_What you have to do_
Below are the records; copy each line in them that holds the word "einstöckiges".

_Record extracts_

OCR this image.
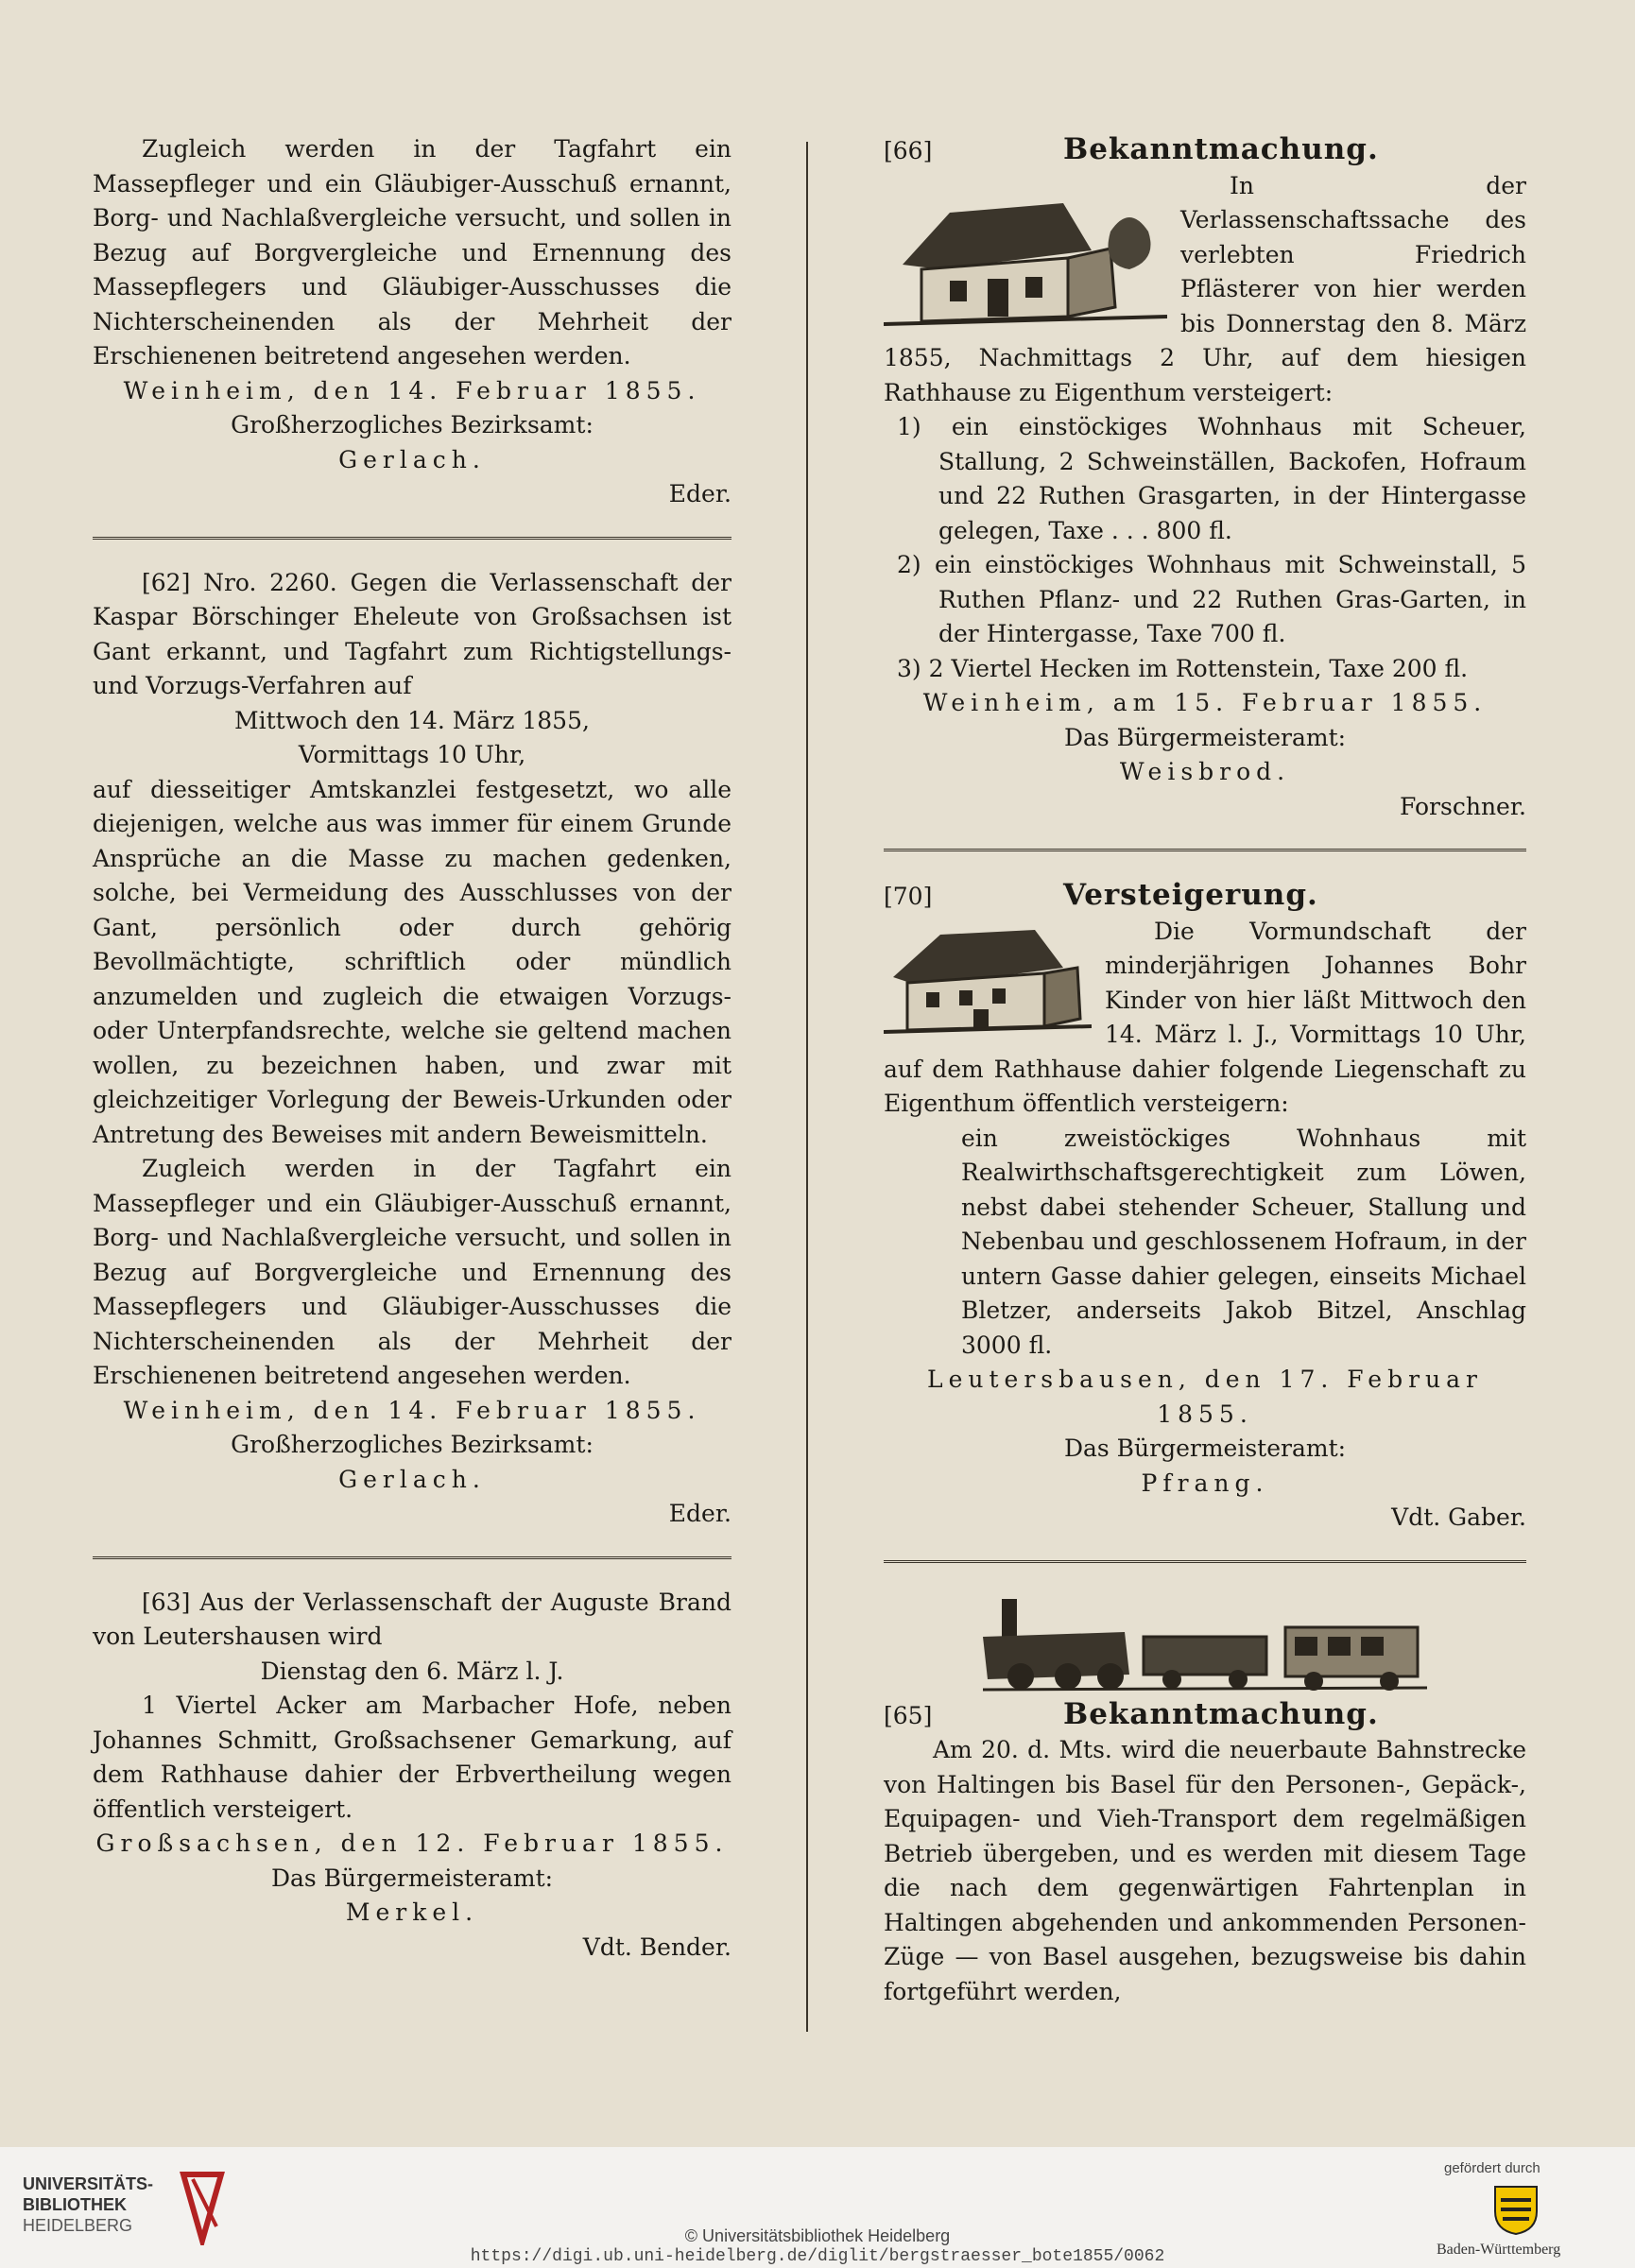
Zugleich werden in der Tagfahrt ein Massepfleger und ein Gläubiger-Ausschuß ernannt, Borg- und Nachlaßvergleiche versucht, und sollen in Bezug auf Borgvergleiche und Ernennung des Massepflegers und Gläubiger-Ausschusses die Nichterscheinenden als der Mehrheit der Erschienenen beitretend angesehen werden.

Weinheim, den 14. Februar 1855.

Großherzogliches Bezirksamt:

Gerlach.

Eder.

[62] Nro. 2260. Gegen die Verlassenschaft der Kaspar Börschinger Eheleute von Großsachsen ist Gant erkannt, und Tagfahrt zum Richtigstellungs- und Vorzugs-Verfahren auf

Mittwoch den 14. März 1855,

Vormittags 10 Uhr,

auf diesseitiger Amtskanzlei festgesetzt, wo alle diejenigen, welche aus was immer für einem Grunde Ansprüche an die Masse zu machen gedenken, solche, bei Vermeidung des Ausschlusses von der Gant, persönlich oder durch gehörig Bevollmächtigte, schriftlich oder mündlich anzumelden und zugleich die etwaigen Vorzugs- oder Unterpfandsrechte, welche sie geltend machen wollen, zu bezeichnen haben, und zwar mit gleichzeitiger Vorlegung der Beweis-Urkunden oder Antretung des Beweises mit andern Beweismitteln.

Zugleich werden in der Tagfahrt ein Massepfleger und ein Gläubiger-Ausschuß ernannt, Borg- und Nachlaßvergleiche versucht, und sollen in Bezug auf Borgvergleiche und Ernennung des Massepflegers und Gläubiger-Ausschusses die Nichterscheinenden als der Mehrheit der Erschienenen beitretend angesehen werden.

Weinheim, den 14. Februar 1855.

Großherzogliches Bezirksamt:

Gerlach.

Eder.

[63] Aus der Verlassenschaft der Auguste Brand von Leutershausen wird

Dienstag den 6. März l. J.

1 Viertel Acker am Marbacher Hofe, neben Johannes Schmitt, Großsachsener Gemarkung, auf dem Rathhause dahier der Erbvertheilung wegen öffentlich versteigert.

Großsachsen, den 12. Februar 1855.

Das Bürgermeisteramt:

Merkel.

Vdt. Bender.

[66]	Bekanntmachung.

In der Verlassenschaftssache des verlebten Friedrich Pflästerer von hier werden bis Donnerstag den 8. März 1855, Nachmittags 2 Uhr, auf dem hiesigen Rathhause zu Eigenthum versteigert:

1) ein einstöckiges Wohnhaus mit Scheuer, Stallung, 2 Schweinställen, Backofen, Hofraum und 22 Ruthen Grasgarten, in der Hintergasse gelegen, Taxe . . . 800 fl.

2) ein einstöckiges Wohnhaus mit Schweinstall, 5 Ruthen Pflanz- und 22 Ruthen Gras-Garten, in der Hintergasse, Taxe 700 fl.

3) 2 Viertel Hecken im Rottenstein, Taxe 200 fl.

Weinheim, am 15. Februar 1855.

Das Bürgermeisteramt:

Weisbrod.

Forschner.

[70]	Versteigerung.

Die Vormundschaft der minderjährigen Johannes Bohr Kinder von hier läßt Mittwoch den 14. März l. J., Vormittags 10 Uhr, auf dem Rathhause dahier folgende Liegenschaft zu Eigenthum öffentlich versteigern:

ein zweistöckiges Wohnhaus mit Realwirthschaftsgerechtigkeit zum Löwen, nebst dabei stehender Scheuer, Stallung und Nebenbau und geschlossenem Hofraum, in der untern Gasse dahier gelegen, einseits Michael Bletzer, anderseits Jakob Bitzel, Anschlag 3000 fl.

Leutersbausen, den 17. Februar 1855.

Das Bürgermeisteramt:

Pfrang.

Vdt. Gaber.

[65]	Bekanntmachung.

Am 20. d. Mts. wird die neuerbaute Bahnstrecke von Haltingen bis Basel für den Personen-, Gepäck-, Equipagen- und Vieh-Transport dem regelmäßigen Betrieb übergeben, und es werden mit diesem Tage die nach dem gegenwärtigen Fahrtenplan in Haltingen abgehenden und ankommenden Personen-Züge — von Basel ausgehen, bezugsweise bis dahin fortgeführt werden,

UNIVERSITÄTS-
BIBLIOTHEK
HEIDELBERG
© Universitätsbibliothek Heidelberg
https://digi.ub.uni-heidelberg.de/diglit/bergstraesser_bote1855/0062
gefördert durch
Baden-Württemberg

_Finished exercise_
1) ein einstöckiges Wohnhaus mit Scheuer, Stallung, 2 Schweinställen, Backofen, Hofraum und 22 Ruthen Grasgarten, in der Hintergasse gelegen, Taxe . . . 800 fl.
2) ein einstöckiges Wohnhaus mit Schweinstall, 5 Ruthen Pflanz- und 22 Ruthen Gras-Garten, in der Hintergasse, Taxe 700 fl.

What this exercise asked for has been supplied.